(Stored data)
--------------------------------------------------

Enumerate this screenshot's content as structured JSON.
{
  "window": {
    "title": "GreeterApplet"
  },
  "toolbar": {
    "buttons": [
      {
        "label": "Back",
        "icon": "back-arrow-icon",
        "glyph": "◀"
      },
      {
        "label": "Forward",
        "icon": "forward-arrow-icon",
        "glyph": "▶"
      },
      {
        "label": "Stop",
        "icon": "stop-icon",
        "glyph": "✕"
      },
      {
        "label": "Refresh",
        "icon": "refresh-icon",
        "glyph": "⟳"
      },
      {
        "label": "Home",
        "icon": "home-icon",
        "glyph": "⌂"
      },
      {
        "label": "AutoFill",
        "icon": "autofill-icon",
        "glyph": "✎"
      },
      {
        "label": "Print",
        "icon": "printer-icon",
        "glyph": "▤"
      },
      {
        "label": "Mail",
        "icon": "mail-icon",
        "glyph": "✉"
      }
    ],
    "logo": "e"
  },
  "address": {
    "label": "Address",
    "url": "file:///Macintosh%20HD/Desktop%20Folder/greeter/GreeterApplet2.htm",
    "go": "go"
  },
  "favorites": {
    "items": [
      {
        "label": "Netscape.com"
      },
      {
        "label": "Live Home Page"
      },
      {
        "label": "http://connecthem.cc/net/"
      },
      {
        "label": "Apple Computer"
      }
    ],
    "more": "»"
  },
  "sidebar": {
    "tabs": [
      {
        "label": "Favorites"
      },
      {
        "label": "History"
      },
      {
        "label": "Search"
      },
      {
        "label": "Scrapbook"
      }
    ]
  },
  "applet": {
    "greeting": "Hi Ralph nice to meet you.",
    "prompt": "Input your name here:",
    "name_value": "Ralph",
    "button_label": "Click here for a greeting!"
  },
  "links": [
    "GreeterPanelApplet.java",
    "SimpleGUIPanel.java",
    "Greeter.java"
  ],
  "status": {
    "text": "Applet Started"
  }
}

--------------------------------------------------

_Task goal:_ Which lines hold the string "glyph"? Copy all of them from the data above.

_Problem solution:_
        "glyph": "◀"
        "glyph": "▶"
        "glyph": "✕"
        "glyph": "⟳"
        "glyph": "⌂"
        "glyph": "✎"
        "glyph": "▤"
        "glyph": "✉"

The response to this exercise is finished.